[Records from a dataset]
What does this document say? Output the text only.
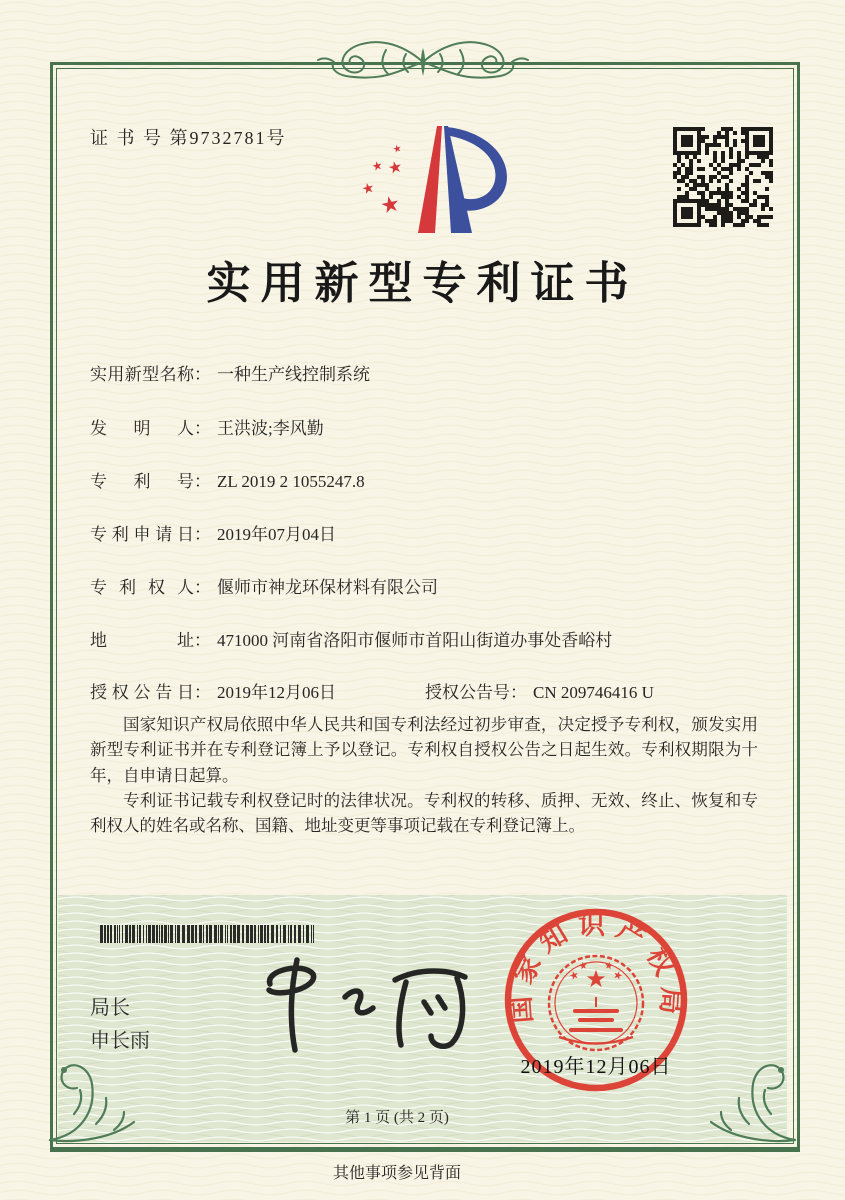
证 书 号 第9732781号
★
★ ★
★
★
实用新型专利证书
实 用 新 型 名 称 ： 一种生产线控制系统
发 明 人 ： 王洪波;李风勤
专 利 号 ： ZL 2019 2 1055247.8
专 利 申 请 日 ： 2019年07月04日
专 利 权 人 ： 偃师市神龙环保材料有限公司
地	址 ： 471000 河南省洛阳市偃师市首阳山街道办事处香峪村
授 权 公 告 日 ： 2019年12月06日	授权公告号： CN 209746416 U

国家知识产权局依照中华人民共和国专利法经过初步审查，决定授予专利权，颁发实用新型专利证书并在专利登记簿上予以登记。专利权自授权公告之日起生效。专利权期限为十年，自申请日起算。

专利证书记载专利权登记时的法律状况。专利权的转移、质押、无效、终止、恢复和专利权人的姓名或名称、国籍、地址变更等事项记载在专利登记簿上。

局长
申长雨
国家知识产权局
★
★	★
★ ★
2019年12月06日
第 1 页 (共 2 页)
其他事项参见背面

▶ INSTRUCTION:
What you return should match the records above word for word, minus the pictures.

▶ OUTPUT FOR THIS EXERCISE:
What does this document say? Output the text only.
证 书 号 第9732781号
★
★ ★
★
★
实用新型专利证书
实 用 新 型 名 称 ： 一种生产线控制系统
发 明 人 ： 王洪波;李风勤
专 利 号 ： ZL 2019 2 1055247.8
专 利 申 请 日 ： 2019年07月04日
专 利 权 人 ： 偃师市神龙环保材料有限公司
地	址 ： 471000 河南省洛阳市偃师市首阳山街道办事处香峪村
授 权 公 告 日 ： 2019年12月06日	授权公告号： CN 209746416 U

国家知识产权局依照中华人民共和国专利法经过初步审查，决定授予专利权，颁发实用新型专利证书并在专利登记簿上予以登记。专利权自授权公告之日起生效。专利权期限为十年，自申请日起算。

专利证书记载专利权登记时的法律状况。专利权的转移、质押、无效、终止、恢复和专利权人的姓名或名称、国籍、地址变更等事项记载在专利登记簿上。

局长
申长雨
国家知识产权局
★
★	★
★ ★
2019年12月06日
第 1 页 (共 2 页)
其他事项参见背面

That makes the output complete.